Provided material:
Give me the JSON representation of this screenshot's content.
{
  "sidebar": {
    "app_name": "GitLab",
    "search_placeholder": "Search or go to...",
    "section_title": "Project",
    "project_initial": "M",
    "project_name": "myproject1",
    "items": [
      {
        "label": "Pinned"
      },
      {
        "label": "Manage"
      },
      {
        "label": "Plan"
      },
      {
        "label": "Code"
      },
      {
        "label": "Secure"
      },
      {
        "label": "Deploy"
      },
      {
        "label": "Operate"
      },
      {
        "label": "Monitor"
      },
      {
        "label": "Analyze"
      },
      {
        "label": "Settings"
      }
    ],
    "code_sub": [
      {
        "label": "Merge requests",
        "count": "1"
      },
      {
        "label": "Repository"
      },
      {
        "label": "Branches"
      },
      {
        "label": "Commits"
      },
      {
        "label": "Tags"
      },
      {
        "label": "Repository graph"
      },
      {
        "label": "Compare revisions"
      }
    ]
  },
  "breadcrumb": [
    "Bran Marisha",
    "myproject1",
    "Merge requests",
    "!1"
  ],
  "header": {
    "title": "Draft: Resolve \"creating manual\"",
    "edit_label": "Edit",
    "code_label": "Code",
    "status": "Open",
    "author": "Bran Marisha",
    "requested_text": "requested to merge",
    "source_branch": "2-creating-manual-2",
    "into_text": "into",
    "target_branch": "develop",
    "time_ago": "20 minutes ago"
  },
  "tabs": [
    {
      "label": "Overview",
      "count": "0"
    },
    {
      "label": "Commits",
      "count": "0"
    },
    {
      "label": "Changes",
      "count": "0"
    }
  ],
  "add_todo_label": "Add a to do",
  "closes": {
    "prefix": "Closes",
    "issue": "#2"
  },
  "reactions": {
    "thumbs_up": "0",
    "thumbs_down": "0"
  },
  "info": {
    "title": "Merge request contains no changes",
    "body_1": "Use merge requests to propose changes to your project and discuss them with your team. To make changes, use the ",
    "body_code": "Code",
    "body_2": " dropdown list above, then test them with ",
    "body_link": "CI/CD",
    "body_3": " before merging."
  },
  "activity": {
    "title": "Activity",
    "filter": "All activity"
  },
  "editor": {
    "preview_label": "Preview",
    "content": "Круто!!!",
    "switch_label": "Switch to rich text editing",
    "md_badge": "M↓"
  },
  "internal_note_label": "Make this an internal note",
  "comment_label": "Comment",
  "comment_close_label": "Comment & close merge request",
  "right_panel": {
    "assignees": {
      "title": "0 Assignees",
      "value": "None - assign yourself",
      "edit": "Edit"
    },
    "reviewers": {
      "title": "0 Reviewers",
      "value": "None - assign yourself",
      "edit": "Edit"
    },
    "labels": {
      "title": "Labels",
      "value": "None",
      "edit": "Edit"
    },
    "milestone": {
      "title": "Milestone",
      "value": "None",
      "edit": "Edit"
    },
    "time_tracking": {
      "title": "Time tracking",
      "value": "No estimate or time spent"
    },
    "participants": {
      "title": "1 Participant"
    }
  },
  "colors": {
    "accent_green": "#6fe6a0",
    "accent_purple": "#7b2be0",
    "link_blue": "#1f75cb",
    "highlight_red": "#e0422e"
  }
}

Exercise aim: Produce an exact copy of all the records.

Full output:
Give me the JSON representation of this screenshot's content.
{
  "sidebar": {
    "app_name": "GitLab",
    "search_placeholder": "Search or go to...",
    "section_title": "Project",
    "project_initial": "M",
    "project_name": "myproject1",
    "items": [
      {
        "label": "Pinned"
      },
      {
        "label": "Manage"
      },
      {
        "label": "Plan"
      },
      {
        "label": "Code"
      },
      {
        "label": "Secure"
      },
      {
        "label": "Deploy"
      },
      {
        "label": "Operate"
      },
      {
        "label": "Monitor"
      },
      {
        "label": "Analyze"
      },
      {
        "label": "Settings"
      }
    ],
    "code_sub": [
      {
        "label": "Merge requests",
        "count": "1"
      },
      {
        "label": "Repository"
      },
      {
        "label": "Branches"
      },
      {
        "label": "Commits"
      },
      {
        "label": "Tags"
      },
      {
        "label": "Repository graph"
      },
      {
        "label": "Compare revisions"
      }
    ]
  },
  "breadcrumb": [
    "Bran Marisha",
    "myproject1",
    "Merge requests",
    "!1"
  ],
  "header": {
    "title": "Draft: Resolve \"creating manual\"",
    "edit_label": "Edit",
    "code_label": "Code",
    "status": "Open",
    "author": "Bran Marisha",
    "requested_text": "requested to merge",
    "source_branch": "2-creating-manual-2",
    "into_text": "into",
    "target_branch": "develop",
    "time_ago": "20 minutes ago"
  },
  "tabs": [
    {
      "label": "Overview",
      "count": "0"
    },
    {
      "label": "Commits",
      "count": "0"
    },
    {
      "label": "Changes",
      "count": "0"
    }
  ],
  "add_todo_label": "Add a to do",
  "closes": {
    "prefix": "Closes",
    "issue": "#2"
  },
  "reactions": {
    "thumbs_up": "0",
    "thumbs_down": "0"
  },
  "info": {
    "title": "Merge request contains no changes",
    "body_1": "Use merge requests to propose changes to your project and discuss them with your team. To make changes, use the ",
    "body_code": "Code",
    "body_2": " dropdown list above, then test them with ",
    "body_link": "CI/CD",
    "body_3": " before merging."
  },
  "activity": {
    "title": "Activity",
    "filter": "All activity"
  },
  "editor": {
    "preview_label": "Preview",
    "content": "Круто!!!",
    "switch_label": "Switch to rich text editing",
    "md_badge": "M↓"
  },
  "internal_note_label": "Make this an internal note",
  "comment_label": "Comment",
  "comment_close_label": "Comment & close merge request",
  "right_panel": {
    "assignees": {
      "title": "0 Assignees",
      "value": "None - assign yourself",
      "edit": "Edit"
    },
    "reviewers": {
      "title": "0 Reviewers",
      "value": "None - assign yourself",
      "edit": "Edit"
    },
    "labels": {
      "title": "Labels",
      "value": "None",
      "edit": "Edit"
    },
    "milestone": {
      "title": "Milestone",
      "value": "None",
      "edit": "Edit"
    },
    "time_tracking": {
      "title": "Time tracking",
      "value": "No estimate or time spent"
    },
    "participants": {
      "title": "1 Participant"
    }
  },
  "colors": {
    "accent_green": "#6fe6a0",
    "accent_purple": "#7b2be0",
    "link_blue": "#1f75cb",
    "highlight_red": "#e0422e"
  }
}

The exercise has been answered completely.